#### RECORDS TO PROCESS:
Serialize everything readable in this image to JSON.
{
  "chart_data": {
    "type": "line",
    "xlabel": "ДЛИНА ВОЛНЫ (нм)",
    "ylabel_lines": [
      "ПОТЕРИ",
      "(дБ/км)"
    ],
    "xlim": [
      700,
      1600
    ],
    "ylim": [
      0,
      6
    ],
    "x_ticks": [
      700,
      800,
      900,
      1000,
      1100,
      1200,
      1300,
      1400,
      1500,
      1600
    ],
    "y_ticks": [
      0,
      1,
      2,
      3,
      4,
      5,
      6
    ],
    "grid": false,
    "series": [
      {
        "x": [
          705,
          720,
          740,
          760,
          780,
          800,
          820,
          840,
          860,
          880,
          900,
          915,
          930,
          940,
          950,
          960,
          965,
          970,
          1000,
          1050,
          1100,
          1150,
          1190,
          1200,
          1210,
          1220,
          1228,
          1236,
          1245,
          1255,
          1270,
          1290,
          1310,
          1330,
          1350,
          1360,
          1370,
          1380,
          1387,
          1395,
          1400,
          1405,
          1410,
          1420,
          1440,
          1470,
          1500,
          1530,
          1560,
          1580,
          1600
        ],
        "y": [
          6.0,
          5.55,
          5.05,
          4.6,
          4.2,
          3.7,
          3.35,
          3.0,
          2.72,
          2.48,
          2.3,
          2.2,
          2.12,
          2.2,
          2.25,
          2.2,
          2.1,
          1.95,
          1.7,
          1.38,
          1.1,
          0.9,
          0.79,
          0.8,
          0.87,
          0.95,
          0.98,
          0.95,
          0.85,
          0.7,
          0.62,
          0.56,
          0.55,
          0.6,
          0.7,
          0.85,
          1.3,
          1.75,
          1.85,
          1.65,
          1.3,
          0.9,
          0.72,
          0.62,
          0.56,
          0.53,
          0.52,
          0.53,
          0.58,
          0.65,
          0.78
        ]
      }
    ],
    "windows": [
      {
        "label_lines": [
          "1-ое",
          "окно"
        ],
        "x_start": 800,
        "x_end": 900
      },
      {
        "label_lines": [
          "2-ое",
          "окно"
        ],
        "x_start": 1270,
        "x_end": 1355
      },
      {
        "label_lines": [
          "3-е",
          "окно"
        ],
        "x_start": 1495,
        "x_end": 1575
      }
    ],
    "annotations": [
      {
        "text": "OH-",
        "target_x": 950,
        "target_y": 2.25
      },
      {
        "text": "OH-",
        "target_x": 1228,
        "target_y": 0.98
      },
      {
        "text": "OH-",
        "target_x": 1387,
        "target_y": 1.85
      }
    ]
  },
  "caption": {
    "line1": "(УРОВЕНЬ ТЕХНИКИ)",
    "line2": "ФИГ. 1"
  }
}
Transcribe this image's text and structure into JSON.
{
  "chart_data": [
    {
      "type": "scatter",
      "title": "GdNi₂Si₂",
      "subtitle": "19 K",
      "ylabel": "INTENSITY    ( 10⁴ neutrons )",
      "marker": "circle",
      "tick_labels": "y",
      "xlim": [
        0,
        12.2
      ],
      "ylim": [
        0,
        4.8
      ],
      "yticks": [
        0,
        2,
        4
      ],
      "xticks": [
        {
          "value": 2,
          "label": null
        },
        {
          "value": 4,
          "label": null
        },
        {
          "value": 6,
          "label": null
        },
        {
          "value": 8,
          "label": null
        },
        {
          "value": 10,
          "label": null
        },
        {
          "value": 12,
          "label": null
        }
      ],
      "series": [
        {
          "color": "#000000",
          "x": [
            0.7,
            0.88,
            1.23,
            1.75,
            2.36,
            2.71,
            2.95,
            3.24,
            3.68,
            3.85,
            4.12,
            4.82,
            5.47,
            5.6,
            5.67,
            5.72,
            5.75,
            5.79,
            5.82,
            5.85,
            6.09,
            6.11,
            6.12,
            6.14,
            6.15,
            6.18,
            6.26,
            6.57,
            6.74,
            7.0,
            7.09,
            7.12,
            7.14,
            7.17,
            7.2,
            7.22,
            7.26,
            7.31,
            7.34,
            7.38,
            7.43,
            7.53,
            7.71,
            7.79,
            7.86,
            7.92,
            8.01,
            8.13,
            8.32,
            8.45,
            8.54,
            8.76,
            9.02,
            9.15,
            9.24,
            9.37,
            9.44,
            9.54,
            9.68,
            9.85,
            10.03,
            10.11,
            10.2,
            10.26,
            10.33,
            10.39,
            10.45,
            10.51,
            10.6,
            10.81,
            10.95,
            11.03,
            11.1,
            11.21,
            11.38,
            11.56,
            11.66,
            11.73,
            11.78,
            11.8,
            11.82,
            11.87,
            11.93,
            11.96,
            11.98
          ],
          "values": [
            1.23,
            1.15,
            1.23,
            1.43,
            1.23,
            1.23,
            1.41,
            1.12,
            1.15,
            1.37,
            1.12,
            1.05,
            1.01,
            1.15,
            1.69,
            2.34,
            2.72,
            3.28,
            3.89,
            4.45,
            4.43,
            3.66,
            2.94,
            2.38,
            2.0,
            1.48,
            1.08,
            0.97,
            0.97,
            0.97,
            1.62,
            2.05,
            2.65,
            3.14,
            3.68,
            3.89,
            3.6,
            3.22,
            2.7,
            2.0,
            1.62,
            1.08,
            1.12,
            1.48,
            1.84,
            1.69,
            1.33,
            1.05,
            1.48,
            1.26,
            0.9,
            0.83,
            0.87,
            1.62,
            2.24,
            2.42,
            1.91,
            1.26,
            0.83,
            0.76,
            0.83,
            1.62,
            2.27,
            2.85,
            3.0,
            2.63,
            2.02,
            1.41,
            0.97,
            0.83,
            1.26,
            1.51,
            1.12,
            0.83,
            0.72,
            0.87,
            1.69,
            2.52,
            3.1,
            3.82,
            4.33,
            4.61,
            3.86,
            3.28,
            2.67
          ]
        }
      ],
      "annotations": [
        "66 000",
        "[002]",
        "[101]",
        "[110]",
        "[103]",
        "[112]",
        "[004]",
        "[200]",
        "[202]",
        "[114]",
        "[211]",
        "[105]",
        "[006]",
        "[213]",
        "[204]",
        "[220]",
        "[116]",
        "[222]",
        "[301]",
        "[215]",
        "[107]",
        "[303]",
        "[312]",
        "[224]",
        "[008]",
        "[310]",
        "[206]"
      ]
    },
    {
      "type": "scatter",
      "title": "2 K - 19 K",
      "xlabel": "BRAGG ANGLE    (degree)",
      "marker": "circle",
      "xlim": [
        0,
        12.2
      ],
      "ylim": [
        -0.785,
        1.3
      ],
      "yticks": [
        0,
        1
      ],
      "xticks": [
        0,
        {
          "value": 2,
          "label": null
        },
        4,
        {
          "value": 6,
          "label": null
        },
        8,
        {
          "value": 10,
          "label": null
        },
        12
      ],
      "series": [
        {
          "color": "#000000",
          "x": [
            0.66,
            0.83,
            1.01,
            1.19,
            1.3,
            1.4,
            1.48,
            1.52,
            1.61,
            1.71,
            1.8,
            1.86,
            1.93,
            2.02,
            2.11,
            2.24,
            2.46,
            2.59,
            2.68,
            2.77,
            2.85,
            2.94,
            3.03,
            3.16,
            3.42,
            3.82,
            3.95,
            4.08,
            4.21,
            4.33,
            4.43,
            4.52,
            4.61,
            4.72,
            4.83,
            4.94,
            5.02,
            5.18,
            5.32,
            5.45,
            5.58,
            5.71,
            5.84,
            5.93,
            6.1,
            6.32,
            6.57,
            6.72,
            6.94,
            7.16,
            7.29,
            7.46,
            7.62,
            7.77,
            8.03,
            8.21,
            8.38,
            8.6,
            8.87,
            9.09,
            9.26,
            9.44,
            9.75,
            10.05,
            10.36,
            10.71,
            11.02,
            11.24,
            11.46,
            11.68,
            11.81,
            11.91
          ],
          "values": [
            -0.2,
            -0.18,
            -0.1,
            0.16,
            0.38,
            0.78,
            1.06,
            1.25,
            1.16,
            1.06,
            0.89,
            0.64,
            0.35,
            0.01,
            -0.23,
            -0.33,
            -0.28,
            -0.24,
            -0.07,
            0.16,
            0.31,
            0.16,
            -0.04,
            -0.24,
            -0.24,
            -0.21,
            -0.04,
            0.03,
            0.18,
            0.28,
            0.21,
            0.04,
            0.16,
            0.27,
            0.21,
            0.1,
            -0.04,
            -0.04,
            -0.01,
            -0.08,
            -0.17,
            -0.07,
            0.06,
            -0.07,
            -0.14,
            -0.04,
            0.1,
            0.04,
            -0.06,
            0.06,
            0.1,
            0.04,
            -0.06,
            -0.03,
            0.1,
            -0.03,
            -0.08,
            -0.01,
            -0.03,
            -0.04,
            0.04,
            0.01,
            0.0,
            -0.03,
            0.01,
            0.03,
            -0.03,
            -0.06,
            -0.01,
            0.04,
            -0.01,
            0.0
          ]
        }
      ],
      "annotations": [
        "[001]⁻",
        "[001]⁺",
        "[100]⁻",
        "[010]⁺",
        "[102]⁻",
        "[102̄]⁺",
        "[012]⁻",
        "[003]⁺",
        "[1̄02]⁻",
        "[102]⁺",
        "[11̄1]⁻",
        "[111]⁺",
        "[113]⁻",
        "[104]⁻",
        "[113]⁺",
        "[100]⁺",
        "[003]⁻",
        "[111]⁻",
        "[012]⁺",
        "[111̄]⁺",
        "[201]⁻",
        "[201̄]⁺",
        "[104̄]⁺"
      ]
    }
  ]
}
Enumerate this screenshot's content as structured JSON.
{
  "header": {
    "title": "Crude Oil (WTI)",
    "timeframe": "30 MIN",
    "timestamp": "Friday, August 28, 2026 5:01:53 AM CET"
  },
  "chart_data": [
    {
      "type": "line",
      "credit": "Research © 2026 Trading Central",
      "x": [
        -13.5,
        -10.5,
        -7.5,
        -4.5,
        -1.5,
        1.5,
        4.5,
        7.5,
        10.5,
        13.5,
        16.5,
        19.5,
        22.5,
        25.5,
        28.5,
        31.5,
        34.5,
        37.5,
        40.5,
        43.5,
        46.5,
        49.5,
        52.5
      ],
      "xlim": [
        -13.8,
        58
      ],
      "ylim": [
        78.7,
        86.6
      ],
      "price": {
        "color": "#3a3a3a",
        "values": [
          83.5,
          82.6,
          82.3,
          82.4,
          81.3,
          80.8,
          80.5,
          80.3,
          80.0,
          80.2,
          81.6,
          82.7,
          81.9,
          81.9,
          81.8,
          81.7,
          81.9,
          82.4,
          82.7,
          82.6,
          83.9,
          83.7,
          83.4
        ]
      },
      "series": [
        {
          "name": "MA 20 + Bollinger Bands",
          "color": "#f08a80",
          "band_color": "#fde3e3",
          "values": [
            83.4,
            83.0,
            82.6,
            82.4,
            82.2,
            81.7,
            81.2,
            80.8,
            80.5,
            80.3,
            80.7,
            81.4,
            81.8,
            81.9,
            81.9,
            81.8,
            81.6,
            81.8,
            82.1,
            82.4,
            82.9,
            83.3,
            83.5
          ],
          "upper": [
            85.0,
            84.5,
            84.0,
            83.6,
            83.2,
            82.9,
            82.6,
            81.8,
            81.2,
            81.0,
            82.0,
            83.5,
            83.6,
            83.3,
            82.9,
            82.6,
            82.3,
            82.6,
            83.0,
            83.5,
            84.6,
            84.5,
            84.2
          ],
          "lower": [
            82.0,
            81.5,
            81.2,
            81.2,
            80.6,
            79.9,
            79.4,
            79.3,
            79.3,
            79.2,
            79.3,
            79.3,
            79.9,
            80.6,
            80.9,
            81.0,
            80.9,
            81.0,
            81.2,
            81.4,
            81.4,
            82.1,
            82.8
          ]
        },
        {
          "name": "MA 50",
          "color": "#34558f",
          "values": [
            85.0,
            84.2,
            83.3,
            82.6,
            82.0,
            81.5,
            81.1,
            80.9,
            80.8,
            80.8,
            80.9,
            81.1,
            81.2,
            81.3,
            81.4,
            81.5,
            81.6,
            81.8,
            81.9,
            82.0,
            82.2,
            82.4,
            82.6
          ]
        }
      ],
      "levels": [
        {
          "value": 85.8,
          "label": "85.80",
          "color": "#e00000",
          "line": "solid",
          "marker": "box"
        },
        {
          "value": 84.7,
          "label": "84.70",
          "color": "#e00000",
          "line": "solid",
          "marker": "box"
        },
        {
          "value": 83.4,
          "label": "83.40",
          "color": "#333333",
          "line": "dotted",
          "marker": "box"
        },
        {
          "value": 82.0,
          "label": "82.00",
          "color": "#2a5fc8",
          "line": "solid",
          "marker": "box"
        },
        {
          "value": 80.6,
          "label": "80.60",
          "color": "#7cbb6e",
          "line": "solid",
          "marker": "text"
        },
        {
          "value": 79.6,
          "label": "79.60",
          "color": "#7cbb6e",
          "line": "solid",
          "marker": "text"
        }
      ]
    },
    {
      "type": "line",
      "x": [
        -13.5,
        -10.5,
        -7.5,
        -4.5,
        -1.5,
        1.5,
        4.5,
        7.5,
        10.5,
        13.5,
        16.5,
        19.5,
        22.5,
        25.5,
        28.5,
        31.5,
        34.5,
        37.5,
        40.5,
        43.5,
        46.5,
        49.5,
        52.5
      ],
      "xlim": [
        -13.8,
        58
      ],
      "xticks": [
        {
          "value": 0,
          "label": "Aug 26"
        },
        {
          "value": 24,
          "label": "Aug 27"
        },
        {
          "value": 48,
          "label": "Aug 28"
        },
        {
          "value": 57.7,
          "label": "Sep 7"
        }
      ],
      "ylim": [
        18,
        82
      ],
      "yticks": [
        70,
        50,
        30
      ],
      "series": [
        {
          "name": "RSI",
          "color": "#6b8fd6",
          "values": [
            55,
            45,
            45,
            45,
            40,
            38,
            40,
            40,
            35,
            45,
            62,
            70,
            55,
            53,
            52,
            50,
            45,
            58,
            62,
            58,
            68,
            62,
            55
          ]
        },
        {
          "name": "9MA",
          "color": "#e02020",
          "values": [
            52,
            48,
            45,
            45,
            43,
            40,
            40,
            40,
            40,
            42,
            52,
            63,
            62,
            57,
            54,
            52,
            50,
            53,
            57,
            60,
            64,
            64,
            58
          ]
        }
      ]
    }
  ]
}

#### REQUIREMENTS:
Using the entries above, find all lines with "image". Copy them.

#### WRITTEN REPLY:
Serialize everything readable in this image to JSON.
Transcribe this image's text and structure into JSON.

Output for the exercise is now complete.